### Problem to work on
Within the data below, find the string "emphasis" and return each line where it occurs.

Page segmentation data

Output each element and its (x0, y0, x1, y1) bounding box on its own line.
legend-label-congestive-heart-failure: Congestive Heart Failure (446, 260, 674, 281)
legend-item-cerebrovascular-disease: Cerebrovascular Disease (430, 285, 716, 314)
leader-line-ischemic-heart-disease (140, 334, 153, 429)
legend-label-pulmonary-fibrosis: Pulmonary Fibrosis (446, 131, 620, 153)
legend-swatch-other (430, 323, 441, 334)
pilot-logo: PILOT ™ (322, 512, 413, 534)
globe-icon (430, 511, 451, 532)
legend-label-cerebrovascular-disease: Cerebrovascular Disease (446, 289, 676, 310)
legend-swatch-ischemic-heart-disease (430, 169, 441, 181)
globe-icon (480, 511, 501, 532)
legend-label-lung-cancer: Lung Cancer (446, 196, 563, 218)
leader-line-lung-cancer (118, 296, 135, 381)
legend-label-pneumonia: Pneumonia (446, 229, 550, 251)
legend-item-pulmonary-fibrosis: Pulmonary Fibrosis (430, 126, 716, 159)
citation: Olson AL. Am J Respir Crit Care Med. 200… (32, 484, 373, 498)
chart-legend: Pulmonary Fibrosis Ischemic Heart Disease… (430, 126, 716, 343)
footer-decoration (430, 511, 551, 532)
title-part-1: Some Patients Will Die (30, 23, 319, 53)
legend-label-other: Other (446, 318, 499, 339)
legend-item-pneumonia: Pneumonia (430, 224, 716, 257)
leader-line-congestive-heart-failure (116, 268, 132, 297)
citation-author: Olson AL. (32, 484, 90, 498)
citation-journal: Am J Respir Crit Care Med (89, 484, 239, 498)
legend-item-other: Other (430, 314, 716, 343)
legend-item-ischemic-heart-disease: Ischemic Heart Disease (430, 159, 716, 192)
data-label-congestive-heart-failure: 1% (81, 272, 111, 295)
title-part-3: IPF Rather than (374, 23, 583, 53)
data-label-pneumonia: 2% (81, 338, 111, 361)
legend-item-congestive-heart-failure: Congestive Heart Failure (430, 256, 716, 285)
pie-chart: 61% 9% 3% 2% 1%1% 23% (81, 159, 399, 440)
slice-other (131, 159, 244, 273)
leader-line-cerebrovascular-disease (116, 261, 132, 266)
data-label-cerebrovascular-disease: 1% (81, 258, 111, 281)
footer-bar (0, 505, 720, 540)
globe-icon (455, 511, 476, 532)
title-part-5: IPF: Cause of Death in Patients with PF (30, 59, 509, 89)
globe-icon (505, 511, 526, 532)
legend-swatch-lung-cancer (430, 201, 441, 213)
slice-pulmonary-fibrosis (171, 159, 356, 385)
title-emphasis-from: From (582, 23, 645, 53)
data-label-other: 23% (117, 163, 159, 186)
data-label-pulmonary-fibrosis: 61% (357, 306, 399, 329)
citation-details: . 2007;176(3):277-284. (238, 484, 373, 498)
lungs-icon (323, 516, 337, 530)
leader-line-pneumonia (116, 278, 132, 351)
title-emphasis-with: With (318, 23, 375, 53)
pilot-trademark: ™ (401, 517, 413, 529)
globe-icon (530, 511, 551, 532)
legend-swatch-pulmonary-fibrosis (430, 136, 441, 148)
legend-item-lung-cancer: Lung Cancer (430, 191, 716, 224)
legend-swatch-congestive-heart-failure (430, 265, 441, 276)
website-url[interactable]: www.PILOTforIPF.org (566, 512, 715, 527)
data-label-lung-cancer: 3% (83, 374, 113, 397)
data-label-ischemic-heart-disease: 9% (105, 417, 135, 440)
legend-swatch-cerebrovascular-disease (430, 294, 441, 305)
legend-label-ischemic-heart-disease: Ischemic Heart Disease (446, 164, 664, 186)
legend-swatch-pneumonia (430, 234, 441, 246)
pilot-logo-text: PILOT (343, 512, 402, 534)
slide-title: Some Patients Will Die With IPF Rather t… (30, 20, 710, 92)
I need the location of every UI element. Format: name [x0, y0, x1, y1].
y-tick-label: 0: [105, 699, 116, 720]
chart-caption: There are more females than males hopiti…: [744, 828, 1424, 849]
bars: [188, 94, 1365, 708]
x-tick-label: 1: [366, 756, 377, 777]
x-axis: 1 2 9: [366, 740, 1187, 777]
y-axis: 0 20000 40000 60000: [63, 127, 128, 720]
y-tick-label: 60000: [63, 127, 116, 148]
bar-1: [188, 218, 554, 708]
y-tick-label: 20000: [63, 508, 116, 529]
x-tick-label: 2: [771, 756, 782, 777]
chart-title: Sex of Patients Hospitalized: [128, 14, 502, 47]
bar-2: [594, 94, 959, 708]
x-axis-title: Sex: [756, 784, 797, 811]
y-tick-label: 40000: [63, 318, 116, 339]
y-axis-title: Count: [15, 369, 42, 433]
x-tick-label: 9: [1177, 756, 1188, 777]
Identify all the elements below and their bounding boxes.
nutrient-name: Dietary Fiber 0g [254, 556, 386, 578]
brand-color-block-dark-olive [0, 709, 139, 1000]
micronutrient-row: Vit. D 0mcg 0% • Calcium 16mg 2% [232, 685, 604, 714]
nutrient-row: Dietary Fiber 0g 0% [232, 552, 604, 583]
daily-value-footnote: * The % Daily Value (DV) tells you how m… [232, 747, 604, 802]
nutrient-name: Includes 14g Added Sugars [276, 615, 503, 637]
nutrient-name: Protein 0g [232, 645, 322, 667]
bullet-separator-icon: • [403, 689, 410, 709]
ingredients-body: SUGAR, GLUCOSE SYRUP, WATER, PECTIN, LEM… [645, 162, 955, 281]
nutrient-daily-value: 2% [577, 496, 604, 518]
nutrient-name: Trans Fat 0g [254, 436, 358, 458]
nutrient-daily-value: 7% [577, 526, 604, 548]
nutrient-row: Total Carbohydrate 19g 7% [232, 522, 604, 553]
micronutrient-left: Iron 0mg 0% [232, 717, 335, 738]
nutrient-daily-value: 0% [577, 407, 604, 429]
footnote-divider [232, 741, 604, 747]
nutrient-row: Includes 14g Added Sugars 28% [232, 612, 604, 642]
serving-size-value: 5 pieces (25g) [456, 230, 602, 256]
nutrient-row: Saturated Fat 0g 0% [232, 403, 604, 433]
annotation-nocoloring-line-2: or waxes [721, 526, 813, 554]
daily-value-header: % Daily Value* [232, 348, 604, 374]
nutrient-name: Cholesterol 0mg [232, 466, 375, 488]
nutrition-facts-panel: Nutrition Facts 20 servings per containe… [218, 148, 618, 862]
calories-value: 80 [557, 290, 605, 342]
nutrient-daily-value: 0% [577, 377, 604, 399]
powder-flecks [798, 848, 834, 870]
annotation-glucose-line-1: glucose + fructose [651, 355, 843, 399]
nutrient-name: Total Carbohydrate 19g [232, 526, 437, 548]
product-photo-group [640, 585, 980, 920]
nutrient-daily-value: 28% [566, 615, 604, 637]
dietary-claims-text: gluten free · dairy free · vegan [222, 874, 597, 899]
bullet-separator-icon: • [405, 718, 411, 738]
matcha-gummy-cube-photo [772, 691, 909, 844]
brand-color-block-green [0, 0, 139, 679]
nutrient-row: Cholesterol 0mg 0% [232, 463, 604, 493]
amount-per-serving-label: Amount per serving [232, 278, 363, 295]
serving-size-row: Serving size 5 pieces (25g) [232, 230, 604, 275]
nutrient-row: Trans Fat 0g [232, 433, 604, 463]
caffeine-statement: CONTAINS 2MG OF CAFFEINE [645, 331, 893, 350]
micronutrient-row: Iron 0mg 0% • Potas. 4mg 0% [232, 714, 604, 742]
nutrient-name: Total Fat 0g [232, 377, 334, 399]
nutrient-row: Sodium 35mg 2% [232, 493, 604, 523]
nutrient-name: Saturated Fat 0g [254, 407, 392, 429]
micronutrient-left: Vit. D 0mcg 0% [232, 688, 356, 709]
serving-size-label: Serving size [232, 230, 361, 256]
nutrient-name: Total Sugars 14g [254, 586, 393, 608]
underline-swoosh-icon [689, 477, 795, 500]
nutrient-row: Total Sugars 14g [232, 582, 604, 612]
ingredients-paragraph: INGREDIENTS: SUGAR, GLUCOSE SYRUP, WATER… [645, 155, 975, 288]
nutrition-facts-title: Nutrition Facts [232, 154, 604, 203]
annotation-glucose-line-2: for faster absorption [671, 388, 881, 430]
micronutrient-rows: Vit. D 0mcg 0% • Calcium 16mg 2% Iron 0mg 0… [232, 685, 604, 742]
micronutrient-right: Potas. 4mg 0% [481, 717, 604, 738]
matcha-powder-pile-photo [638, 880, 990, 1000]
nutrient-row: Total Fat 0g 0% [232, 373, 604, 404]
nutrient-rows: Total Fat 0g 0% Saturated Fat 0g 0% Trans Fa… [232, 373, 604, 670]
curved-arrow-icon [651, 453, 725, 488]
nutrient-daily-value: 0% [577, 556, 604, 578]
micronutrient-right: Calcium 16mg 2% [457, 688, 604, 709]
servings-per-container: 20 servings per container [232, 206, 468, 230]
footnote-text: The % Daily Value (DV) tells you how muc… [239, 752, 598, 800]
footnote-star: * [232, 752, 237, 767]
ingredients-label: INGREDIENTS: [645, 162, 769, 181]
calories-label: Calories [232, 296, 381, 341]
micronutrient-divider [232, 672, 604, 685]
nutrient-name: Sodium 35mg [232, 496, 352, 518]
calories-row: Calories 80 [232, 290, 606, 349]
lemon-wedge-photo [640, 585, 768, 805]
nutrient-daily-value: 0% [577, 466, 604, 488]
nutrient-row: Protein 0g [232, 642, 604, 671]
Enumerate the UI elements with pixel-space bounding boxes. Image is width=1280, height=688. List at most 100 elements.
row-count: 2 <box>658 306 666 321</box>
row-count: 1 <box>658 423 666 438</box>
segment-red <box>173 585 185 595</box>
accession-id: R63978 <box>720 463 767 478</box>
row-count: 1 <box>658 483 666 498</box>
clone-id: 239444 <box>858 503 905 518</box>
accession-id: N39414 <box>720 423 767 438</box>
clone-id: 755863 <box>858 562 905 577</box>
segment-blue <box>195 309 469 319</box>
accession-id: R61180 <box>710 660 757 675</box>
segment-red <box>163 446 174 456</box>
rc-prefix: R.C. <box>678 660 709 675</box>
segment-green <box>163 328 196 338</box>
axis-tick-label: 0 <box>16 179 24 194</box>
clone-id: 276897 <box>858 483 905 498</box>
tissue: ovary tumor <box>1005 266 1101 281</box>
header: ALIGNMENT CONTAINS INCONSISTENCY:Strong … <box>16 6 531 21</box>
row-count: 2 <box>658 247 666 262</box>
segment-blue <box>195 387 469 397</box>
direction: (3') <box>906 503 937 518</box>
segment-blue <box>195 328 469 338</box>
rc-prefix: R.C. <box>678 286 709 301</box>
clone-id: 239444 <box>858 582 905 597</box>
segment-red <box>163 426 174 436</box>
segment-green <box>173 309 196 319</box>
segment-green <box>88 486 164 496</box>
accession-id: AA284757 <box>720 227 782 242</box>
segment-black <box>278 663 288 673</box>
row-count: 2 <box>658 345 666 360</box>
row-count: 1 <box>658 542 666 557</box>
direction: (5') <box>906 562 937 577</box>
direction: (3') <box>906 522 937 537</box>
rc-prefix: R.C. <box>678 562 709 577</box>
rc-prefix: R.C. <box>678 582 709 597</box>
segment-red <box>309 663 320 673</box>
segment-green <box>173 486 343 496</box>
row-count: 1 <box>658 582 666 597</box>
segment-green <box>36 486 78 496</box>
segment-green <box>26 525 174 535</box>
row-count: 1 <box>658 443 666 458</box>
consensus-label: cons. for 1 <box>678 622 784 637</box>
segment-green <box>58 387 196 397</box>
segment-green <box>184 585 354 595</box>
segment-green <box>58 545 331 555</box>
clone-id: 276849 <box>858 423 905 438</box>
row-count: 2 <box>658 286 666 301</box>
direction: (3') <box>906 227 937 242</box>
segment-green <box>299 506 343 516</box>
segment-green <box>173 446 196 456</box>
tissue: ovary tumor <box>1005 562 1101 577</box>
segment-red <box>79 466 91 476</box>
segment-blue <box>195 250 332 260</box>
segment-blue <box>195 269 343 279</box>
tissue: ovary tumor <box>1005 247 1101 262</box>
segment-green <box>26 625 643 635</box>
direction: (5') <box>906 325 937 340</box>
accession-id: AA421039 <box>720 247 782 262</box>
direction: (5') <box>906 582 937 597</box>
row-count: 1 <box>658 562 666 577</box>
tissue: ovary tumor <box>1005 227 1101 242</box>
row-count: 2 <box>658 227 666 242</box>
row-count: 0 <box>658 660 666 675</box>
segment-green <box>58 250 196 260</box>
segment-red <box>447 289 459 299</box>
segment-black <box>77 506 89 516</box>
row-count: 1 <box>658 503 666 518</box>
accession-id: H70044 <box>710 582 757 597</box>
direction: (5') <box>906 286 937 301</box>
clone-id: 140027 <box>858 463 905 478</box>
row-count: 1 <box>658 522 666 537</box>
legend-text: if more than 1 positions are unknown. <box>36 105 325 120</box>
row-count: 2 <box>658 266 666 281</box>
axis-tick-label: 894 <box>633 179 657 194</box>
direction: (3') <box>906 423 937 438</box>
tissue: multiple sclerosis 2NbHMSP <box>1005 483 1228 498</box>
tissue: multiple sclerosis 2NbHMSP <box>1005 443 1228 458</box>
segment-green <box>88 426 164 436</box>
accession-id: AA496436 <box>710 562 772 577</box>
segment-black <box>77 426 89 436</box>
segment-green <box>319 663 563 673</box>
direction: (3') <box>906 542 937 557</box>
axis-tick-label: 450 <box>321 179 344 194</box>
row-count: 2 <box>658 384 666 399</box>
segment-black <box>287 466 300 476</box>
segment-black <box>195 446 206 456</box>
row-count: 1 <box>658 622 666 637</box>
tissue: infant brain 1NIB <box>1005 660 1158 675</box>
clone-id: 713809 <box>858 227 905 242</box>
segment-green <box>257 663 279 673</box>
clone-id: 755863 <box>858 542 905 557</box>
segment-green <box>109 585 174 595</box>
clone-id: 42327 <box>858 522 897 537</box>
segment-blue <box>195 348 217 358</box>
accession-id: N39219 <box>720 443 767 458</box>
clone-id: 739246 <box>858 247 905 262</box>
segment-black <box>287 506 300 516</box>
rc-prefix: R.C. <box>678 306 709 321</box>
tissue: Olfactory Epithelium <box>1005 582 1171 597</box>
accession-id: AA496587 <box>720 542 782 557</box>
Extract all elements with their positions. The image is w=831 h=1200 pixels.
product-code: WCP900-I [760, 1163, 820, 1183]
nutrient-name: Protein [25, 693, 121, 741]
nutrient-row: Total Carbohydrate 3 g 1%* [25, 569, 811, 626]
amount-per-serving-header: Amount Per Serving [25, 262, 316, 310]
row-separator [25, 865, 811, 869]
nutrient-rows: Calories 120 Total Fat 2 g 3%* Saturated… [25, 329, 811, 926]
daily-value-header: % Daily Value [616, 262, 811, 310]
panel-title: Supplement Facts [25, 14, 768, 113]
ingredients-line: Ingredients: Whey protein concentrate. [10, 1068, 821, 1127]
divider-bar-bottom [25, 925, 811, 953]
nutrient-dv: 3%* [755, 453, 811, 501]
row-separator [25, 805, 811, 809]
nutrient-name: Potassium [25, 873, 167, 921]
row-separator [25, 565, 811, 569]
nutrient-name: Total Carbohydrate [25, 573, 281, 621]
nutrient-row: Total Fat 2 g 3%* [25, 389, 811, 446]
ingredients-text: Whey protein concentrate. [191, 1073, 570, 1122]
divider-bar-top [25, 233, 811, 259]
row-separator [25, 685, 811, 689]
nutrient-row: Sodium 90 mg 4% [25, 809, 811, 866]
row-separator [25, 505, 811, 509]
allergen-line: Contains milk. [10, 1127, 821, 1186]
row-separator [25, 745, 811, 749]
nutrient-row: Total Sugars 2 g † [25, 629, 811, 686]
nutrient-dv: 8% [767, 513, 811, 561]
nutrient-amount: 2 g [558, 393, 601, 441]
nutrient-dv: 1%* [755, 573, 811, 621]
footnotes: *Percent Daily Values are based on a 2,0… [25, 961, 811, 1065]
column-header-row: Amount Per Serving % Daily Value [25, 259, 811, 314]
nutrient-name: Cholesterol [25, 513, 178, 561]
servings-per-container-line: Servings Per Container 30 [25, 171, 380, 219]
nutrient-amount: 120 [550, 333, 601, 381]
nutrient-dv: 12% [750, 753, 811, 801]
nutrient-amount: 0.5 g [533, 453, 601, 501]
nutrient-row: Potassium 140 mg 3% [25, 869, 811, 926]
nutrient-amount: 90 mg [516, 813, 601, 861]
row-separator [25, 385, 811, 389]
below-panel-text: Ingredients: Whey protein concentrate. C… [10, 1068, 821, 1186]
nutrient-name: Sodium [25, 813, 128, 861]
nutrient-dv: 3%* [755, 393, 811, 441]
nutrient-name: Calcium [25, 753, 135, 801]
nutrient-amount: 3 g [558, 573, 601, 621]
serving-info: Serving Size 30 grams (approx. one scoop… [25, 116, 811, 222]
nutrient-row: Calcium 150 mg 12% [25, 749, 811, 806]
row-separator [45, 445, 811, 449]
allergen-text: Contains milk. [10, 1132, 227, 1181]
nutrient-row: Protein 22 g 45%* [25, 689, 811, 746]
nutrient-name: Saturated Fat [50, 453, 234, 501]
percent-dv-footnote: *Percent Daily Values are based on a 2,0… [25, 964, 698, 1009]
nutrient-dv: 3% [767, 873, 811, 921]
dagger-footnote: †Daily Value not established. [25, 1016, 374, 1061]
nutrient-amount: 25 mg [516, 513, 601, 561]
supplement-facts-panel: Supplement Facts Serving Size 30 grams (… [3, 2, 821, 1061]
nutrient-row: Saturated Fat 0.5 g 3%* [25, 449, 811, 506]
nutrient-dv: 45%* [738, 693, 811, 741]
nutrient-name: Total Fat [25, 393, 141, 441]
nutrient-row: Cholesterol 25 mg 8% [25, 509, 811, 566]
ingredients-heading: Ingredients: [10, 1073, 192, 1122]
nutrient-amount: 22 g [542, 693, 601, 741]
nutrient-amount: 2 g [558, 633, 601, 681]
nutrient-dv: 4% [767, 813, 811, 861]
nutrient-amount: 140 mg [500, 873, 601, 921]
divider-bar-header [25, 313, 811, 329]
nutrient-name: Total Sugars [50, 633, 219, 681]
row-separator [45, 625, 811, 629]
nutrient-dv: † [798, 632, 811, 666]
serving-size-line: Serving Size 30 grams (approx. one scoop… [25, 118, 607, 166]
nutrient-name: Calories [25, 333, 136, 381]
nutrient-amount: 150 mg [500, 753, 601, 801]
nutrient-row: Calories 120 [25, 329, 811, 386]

### Expected answer
title-emphasis-from: From (582, 23, 645, 53)
title-emphasis-with: With (318, 23, 375, 53)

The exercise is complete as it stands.